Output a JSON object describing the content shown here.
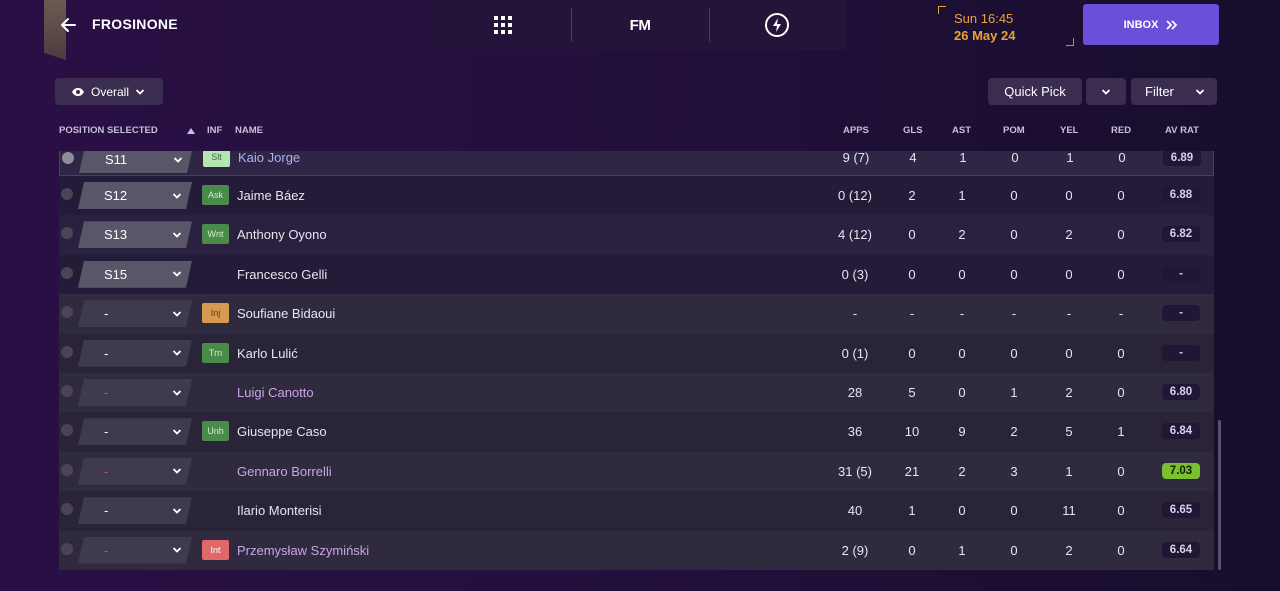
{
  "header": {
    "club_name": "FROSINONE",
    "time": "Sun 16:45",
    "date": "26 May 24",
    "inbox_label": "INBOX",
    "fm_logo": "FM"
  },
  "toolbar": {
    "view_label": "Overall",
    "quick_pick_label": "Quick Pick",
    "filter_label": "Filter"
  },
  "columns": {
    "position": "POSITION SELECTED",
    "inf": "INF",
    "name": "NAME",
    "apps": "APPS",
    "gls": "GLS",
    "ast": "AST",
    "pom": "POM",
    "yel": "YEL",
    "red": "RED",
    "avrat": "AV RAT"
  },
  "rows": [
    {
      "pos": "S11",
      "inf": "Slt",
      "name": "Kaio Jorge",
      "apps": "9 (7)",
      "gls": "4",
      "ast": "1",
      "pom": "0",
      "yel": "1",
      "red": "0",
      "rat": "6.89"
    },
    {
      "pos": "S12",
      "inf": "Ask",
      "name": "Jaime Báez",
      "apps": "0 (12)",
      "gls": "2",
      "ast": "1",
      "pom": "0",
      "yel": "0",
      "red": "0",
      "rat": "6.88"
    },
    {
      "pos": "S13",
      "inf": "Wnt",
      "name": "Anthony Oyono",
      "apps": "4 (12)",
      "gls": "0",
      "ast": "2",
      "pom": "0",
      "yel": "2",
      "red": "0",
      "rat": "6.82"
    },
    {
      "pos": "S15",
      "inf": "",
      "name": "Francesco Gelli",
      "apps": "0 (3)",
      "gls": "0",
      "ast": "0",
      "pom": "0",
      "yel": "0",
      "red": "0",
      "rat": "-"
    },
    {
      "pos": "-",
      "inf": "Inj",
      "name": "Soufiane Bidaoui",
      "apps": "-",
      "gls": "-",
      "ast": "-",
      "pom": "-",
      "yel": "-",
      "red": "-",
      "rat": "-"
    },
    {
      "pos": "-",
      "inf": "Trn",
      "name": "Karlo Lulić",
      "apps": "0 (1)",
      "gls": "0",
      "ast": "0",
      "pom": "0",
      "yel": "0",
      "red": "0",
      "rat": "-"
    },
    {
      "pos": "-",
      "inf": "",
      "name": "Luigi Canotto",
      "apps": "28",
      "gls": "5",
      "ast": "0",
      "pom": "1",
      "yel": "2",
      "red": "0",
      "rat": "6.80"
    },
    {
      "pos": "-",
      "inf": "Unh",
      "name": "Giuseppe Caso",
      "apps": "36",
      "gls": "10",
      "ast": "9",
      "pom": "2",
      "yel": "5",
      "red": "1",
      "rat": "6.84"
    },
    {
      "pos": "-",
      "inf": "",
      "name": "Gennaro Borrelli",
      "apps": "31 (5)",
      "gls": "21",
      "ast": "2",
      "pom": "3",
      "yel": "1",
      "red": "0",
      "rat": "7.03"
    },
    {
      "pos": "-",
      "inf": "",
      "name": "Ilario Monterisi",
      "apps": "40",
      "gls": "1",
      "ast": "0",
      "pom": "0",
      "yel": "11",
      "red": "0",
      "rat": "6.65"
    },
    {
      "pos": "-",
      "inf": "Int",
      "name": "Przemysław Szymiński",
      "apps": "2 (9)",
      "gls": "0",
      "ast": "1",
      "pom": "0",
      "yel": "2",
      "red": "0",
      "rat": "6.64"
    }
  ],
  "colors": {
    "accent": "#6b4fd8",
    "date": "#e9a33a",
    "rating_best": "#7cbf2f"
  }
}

════════════════════

Exclude the images, then output the data above word for word.

* _COMPLETE ANSWER_
Output a JSON object describing the content shown here.
{
  "header": {
    "club_name": "FROSINONE",
    "time": "Sun 16:45",
    "date": "26 May 24",
    "inbox_label": "INBOX",
    "fm_logo": "FM"
  },
  "toolbar": {
    "view_label": "Overall",
    "quick_pick_label": "Quick Pick",
    "filter_label": "Filter"
  },
  "columns": {
    "position": "POSITION SELECTED",
    "inf": "INF",
    "name": "NAME",
    "apps": "APPS",
    "gls": "GLS",
    "ast": "AST",
    "pom": "POM",
    "yel": "YEL",
    "red": "RED",
    "avrat": "AV RAT"
  },
  "rows": [
    {
      "pos": "S11",
      "inf": "Slt",
      "name": "Kaio Jorge",
      "apps": "9 (7)",
      "gls": "4",
      "ast": "1",
      "pom": "0",
      "yel": "1",
      "red": "0",
      "rat": "6.89"
    },
    {
      "pos": "S12",
      "inf": "Ask",
      "name": "Jaime Báez",
      "apps": "0 (12)",
      "gls": "2",
      "ast": "1",
      "pom": "0",
      "yel": "0",
      "red": "0",
      "rat": "6.88"
    },
    {
      "pos": "S13",
      "inf": "Wnt",
      "name": "Anthony Oyono",
      "apps": "4 (12)",
      "gls": "0",
      "ast": "2",
      "pom": "0",
      "yel": "2",
      "red": "0",
      "rat": "6.82"
    },
    {
      "pos": "S15",
      "inf": "",
      "name": "Francesco Gelli",
      "apps": "0 (3)",
      "gls": "0",
      "ast": "0",
      "pom": "0",
      "yel": "0",
      "red": "0",
      "rat": "-"
    },
    {
      "pos": "-",
      "inf": "Inj",
      "name": "Soufiane Bidaoui",
      "apps": "-",
      "gls": "-",
      "ast": "-",
      "pom": "-",
      "yel": "-",
      "red": "-",
      "rat": "-"
    },
    {
      "pos": "-",
      "inf": "Trn",
      "name": "Karlo Lulić",
      "apps": "0 (1)",
      "gls": "0",
      "ast": "0",
      "pom": "0",
      "yel": "0",
      "red": "0",
      "rat": "-"
    },
    {
      "pos": "-",
      "inf": "",
      "name": "Luigi Canotto",
      "apps": "28",
      "gls": "5",
      "ast": "0",
      "pom": "1",
      "yel": "2",
      "red": "0",
      "rat": "6.80"
    },
    {
      "pos": "-",
      "inf": "Unh",
      "name": "Giuseppe Caso",
      "apps": "36",
      "gls": "10",
      "ast": "9",
      "pom": "2",
      "yel": "5",
      "red": "1",
      "rat": "6.84"
    },
    {
      "pos": "-",
      "inf": "",
      "name": "Gennaro Borrelli",
      "apps": "31 (5)",
      "gls": "21",
      "ast": "2",
      "pom": "3",
      "yel": "1",
      "red": "0",
      "rat": "7.03"
    },
    {
      "pos": "-",
      "inf": "",
      "name": "Ilario Monterisi",
      "apps": "40",
      "gls": "1",
      "ast": "0",
      "pom": "0",
      "yel": "11",
      "red": "0",
      "rat": "6.65"
    },
    {
      "pos": "-",
      "inf": "Int",
      "name": "Przemysław Szymiński",
      "apps": "2 (9)",
      "gls": "0",
      "ast": "1",
      "pom": "0",
      "yel": "2",
      "red": "0",
      "rat": "6.64"
    }
  ],
  "colors": {
    "accent": "#6b4fd8",
    "date": "#e9a33a",
    "rating_best": "#7cbf2f"
  }
}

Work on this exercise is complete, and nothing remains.